** Start of Extracted material **

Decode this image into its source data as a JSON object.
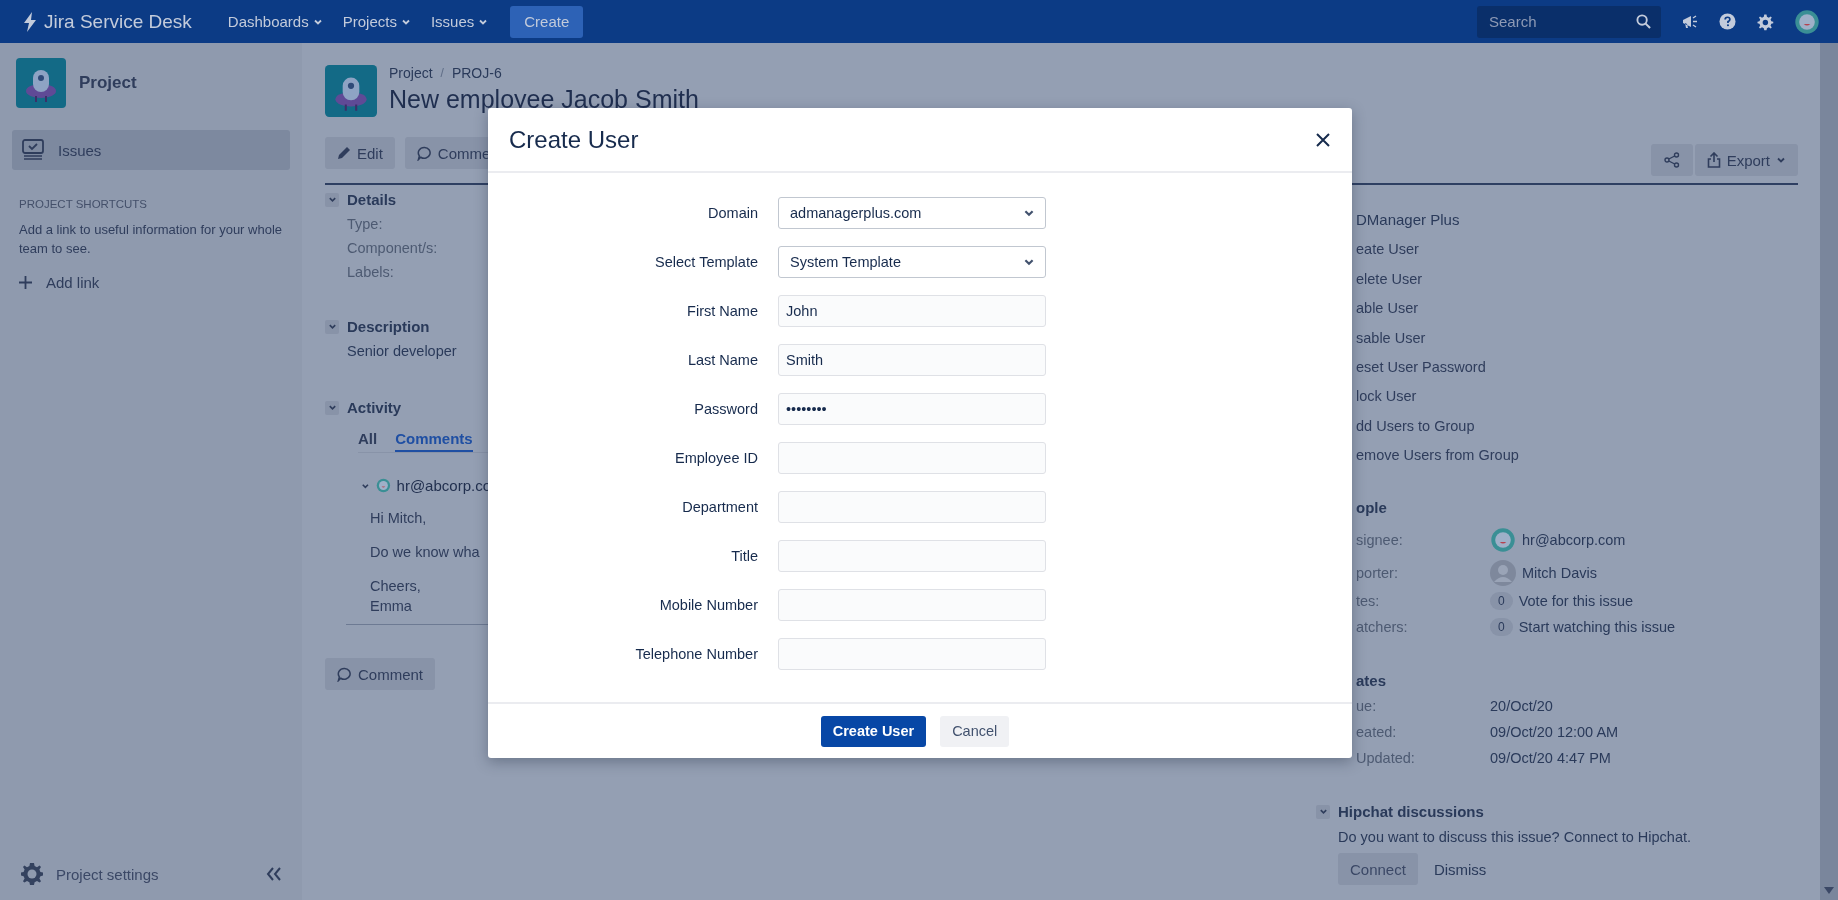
{
  "nav": {
    "product": "Jira Service Desk",
    "menus": [
      {
        "label": "Dashboards"
      },
      {
        "label": "Projects"
      },
      {
        "label": "Issues"
      }
    ],
    "create": "Create",
    "search": {
      "placeholder": "Search"
    }
  },
  "sidebar": {
    "project": "Project",
    "items": [
      {
        "label": "Issues",
        "selected": true
      }
    ],
    "shortcuts_heading": "PROJECT SHORTCUTS",
    "shortcuts_text": "Add a link to useful information for your whole team to see.",
    "add_link": "Add link",
    "settings": "Project settings"
  },
  "issue": {
    "breadcrumbs": [
      "Project",
      "PROJ-6"
    ],
    "breadcrumb_separator": "/",
    "title": "New employee Jacob Smith",
    "actions": [
      "Edit",
      "Comme"
    ],
    "export": "Export",
    "details": {
      "heading": "Details",
      "fields": [
        "Type:",
        "Component/s:",
        "Labels:"
      ]
    },
    "description": {
      "heading": "Description",
      "text": "Senior developer"
    },
    "activity": {
      "heading": "Activity",
      "tabs": [
        {
          "label": "All",
          "selected": false
        },
        {
          "label": "Comments",
          "selected": true
        }
      ],
      "author": "hr@abcorp.co",
      "lines": [
        "Hi Mitch,",
        "Do we know wha",
        "Cheers,\nEmma"
      ]
    },
    "comment_button": "Comment"
  },
  "right": {
    "addon": {
      "heading": "DManager Plus",
      "items": [
        "eate User",
        "elete User",
        "able User",
        "sable User",
        "eset User Password",
        "lock User",
        "dd Users to Group",
        "emove Users from Group"
      ]
    },
    "people": {
      "heading": "ople",
      "rows": [
        {
          "kind": "avatar",
          "label": "signee:",
          "value": "hr@abcorp.com"
        },
        {
          "kind": "person",
          "label": "porter:",
          "value": "Mitch Davis"
        },
        {
          "kind": "count",
          "label": "tes:",
          "count": "0",
          "value": "Vote for this issue"
        },
        {
          "kind": "count",
          "label": "atchers:",
          "count": "0",
          "value": "Start watching this issue"
        }
      ]
    },
    "dates": {
      "heading": "ates",
      "rows": [
        {
          "label": "ue:",
          "value": "20/Oct/20"
        },
        {
          "label": "eated:",
          "value": "09/Oct/20 12:00 AM"
        },
        {
          "label": "Updated:",
          "value": "09/Oct/20 4:47 PM"
        }
      ]
    },
    "hipchat": {
      "heading": "Hipchat discussions",
      "text": "Do you want to discuss this issue? Connect to Hipchat.",
      "buttons": [
        "Connect",
        "Dismiss"
      ]
    }
  },
  "dialog": {
    "title": "Create User",
    "fields": [
      {
        "kind": "select",
        "label": "Domain",
        "value": "admanagerplus.com"
      },
      {
        "kind": "select",
        "label": "Select Template",
        "value": "System Template"
      },
      {
        "kind": "text",
        "label": "First Name",
        "value": "John"
      },
      {
        "kind": "text",
        "label": "Last Name",
        "value": "Smith"
      },
      {
        "kind": "text",
        "label": "Password",
        "value": "••••••••"
      },
      {
        "kind": "text",
        "label": "Employee ID"
      },
      {
        "kind": "text",
        "label": "Department"
      },
      {
        "kind": "text",
        "label": "Title"
      },
      {
        "kind": "text",
        "label": "Mobile Number"
      },
      {
        "kind": "text",
        "label": "Telephone Number"
      }
    ],
    "buttons": [
      {
        "kind": "primary",
        "label": "Create User"
      },
      {
        "kind": "secondary",
        "label": "Cancel"
      }
    ]
  }
}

** End of Extracted material **

▶ Goal: Every line above should be returned exactly; the pictures stay out.

▶ Problem solution:
Decode this image into its source data as a JSON object.
{
  "nav": {
    "product": "Jira Service Desk",
    "menus": [
      {
        "label": "Dashboards"
      },
      {
        "label": "Projects"
      },
      {
        "label": "Issues"
      }
    ],
    "create": "Create",
    "search": {
      "placeholder": "Search"
    }
  },
  "sidebar": {
    "project": "Project",
    "items": [
      {
        "label": "Issues",
        "selected": true
      }
    ],
    "shortcuts_heading": "PROJECT SHORTCUTS",
    "shortcuts_text": "Add a link to useful information for your whole team to see.",
    "add_link": "Add link",
    "settings": "Project settings"
  },
  "issue": {
    "breadcrumbs": [
      "Project",
      "PROJ-6"
    ],
    "breadcrumb_separator": "/",
    "title": "New employee Jacob Smith",
    "actions": [
      "Edit",
      "Comme"
    ],
    "export": "Export",
    "details": {
      "heading": "Details",
      "fields": [
        "Type:",
        "Component/s:",
        "Labels:"
      ]
    },
    "description": {
      "heading": "Description",
      "text": "Senior developer"
    },
    "activity": {
      "heading": "Activity",
      "tabs": [
        {
          "label": "All",
          "selected": false
        },
        {
          "label": "Comments",
          "selected": true
        }
      ],
      "author": "hr@abcorp.co",
      "lines": [
        "Hi Mitch,",
        "Do we know wha",
        "Cheers,\nEmma"
      ]
    },
    "comment_button": "Comment"
  },
  "right": {
    "addon": {
      "heading": "DManager Plus",
      "items": [
        "eate User",
        "elete User",
        "able User",
        "sable User",
        "eset User Password",
        "lock User",
        "dd Users to Group",
        "emove Users from Group"
      ]
    },
    "people": {
      "heading": "ople",
      "rows": [
        {
          "kind": "avatar",
          "label": "signee:",
          "value": "hr@abcorp.com"
        },
        {
          "kind": "person",
          "label": "porter:",
          "value": "Mitch Davis"
        },
        {
          "kind": "count",
          "label": "tes:",
          "count": "0",
          "value": "Vote for this issue"
        },
        {
          "kind": "count",
          "label": "atchers:",
          "count": "0",
          "value": "Start watching this issue"
        }
      ]
    },
    "dates": {
      "heading": "ates",
      "rows": [
        {
          "label": "ue:",
          "value": "20/Oct/20"
        },
        {
          "label": "eated:",
          "value": "09/Oct/20 12:00 AM"
        },
        {
          "label": "Updated:",
          "value": "09/Oct/20 4:47 PM"
        }
      ]
    },
    "hipchat": {
      "heading": "Hipchat discussions",
      "text": "Do you want to discuss this issue? Connect to Hipchat.",
      "buttons": [
        "Connect",
        "Dismiss"
      ]
    }
  },
  "dialog": {
    "title": "Create User",
    "fields": [
      {
        "kind": "select",
        "label": "Domain",
        "value": "admanagerplus.com"
      },
      {
        "kind": "select",
        "label": "Select Template",
        "value": "System Template"
      },
      {
        "kind": "text",
        "label": "First Name",
        "value": "John"
      },
      {
        "kind": "text",
        "label": "Last Name",
        "value": "Smith"
      },
      {
        "kind": "text",
        "label": "Password",
        "value": "••••••••"
      },
      {
        "kind": "text",
        "label": "Employee ID"
      },
      {
        "kind": "text",
        "label": "Department"
      },
      {
        "kind": "text",
        "label": "Title"
      },
      {
        "kind": "text",
        "label": "Mobile Number"
      },
      {
        "kind": "text",
        "label": "Telephone Number"
      }
    ],
    "buttons": [
      {
        "kind": "primary",
        "label": "Create User"
      },
      {
        "kind": "secondary",
        "label": "Cancel"
      }
    ]
  }
}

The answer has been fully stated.